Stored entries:
** START **

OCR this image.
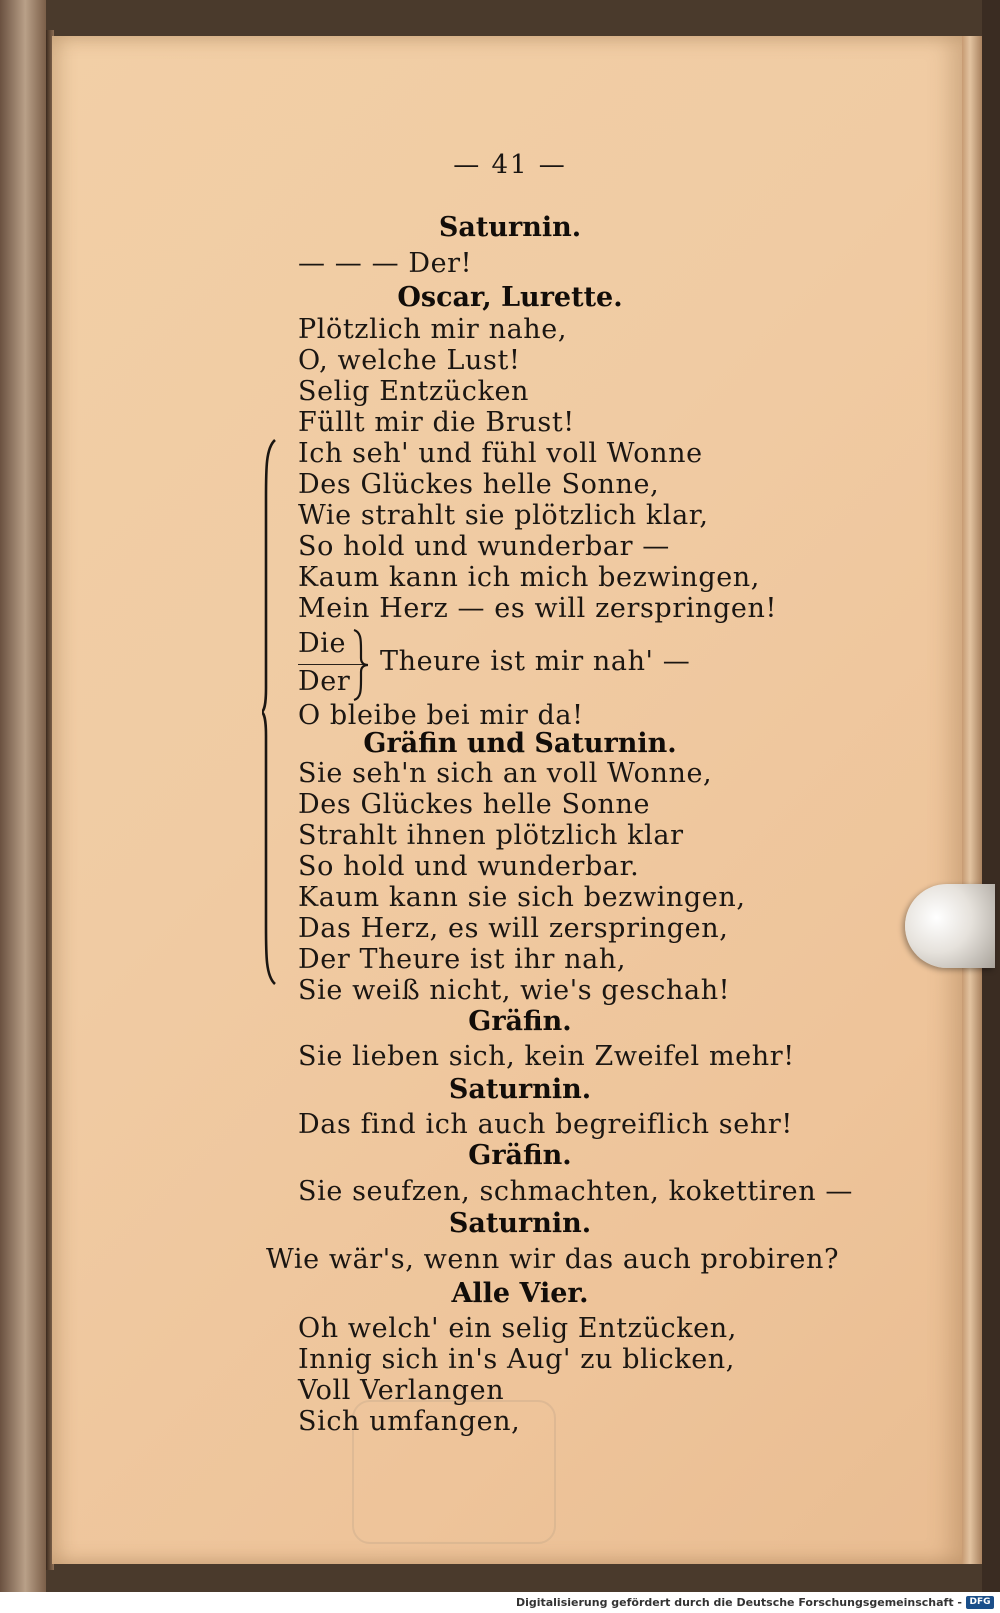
— 41 —
Saturnin.
— — — Der!
Oscar, Lurette.
Plötzlich mir nahe,
O, welche Lust!
Selig Entzücken
Füllt mir die Brust!
Ich seh' und fühl voll Wonne
Des Glückes helle Sonne,
Wie strahlt sie plötzlich klar,
So hold und wunderbar —
Kaum kann ich mich bezwingen,
Mein Herz — es will zerspringen!
Die
Der
Theure ist mir nah' —
O bleibe bei mir da!
Gräfin und Saturnin.
Sie seh'n sich an voll Wonne,
Des Glückes helle Sonne
Strahlt ihnen plötzlich klar
So hold und wunderbar.
Kaum kann sie sich bezwingen,
Das Herz, es will zerspringen,
Der Theure ist ihr nah,
Sie weiß nicht, wie's geschah!
Gräfin.
Sie lieben sich, kein Zweifel mehr!
Saturnin.
Das find ich auch begreiflich sehr!
Gräfin.
Sie seufzen, schmachten, kokettiren —
Saturnin.
Wie wär's, wenn wir das auch probiren?
Alle Vier.
Oh welch' ein selig Entzücken,
Innig sich in's Aug' zu blicken,
Voll Verlangen
Sich umfangen,
Digitalisierung gefördert durch die Deutsche Forschungsgemeinschaft - DFG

** END **

### BRIEF:
All preceding records should be duplicated verbatim, images excepted.

### ANSWER TO THE EXERCISE:
OCR this image.
— 41 —
Saturnin.
— — — Der!
Oscar, Lurette.
Plötzlich mir nahe,
O, welche Lust!
Selig Entzücken
Füllt mir die Brust!
Ich seh' und fühl voll Wonne
Des Glückes helle Sonne,
Wie strahlt sie plötzlich klar,
So hold und wunderbar —
Kaum kann ich mich bezwingen,
Mein Herz — es will zerspringen!
Die
Der
Theure ist mir nah' —
O bleibe bei mir da!
Gräfin und Saturnin.
Sie seh'n sich an voll Wonne,
Des Glückes helle Sonne
Strahlt ihnen plötzlich klar
So hold und wunderbar.
Kaum kann sie sich bezwingen,
Das Herz, es will zerspringen,
Der Theure ist ihr nah,
Sie weiß nicht, wie's geschah!
Gräfin.
Sie lieben sich, kein Zweifel mehr!
Saturnin.
Das find ich auch begreiflich sehr!
Gräfin.
Sie seufzen, schmachten, kokettiren —
Saturnin.
Wie wär's, wenn wir das auch probiren?
Alle Vier.
Oh welch' ein selig Entzücken,
Innig sich in's Aug' zu blicken,
Voll Verlangen
Sich umfangen,
Digitalisierung gefördert durch die Deutsche Forschungsgemeinschaft - DFG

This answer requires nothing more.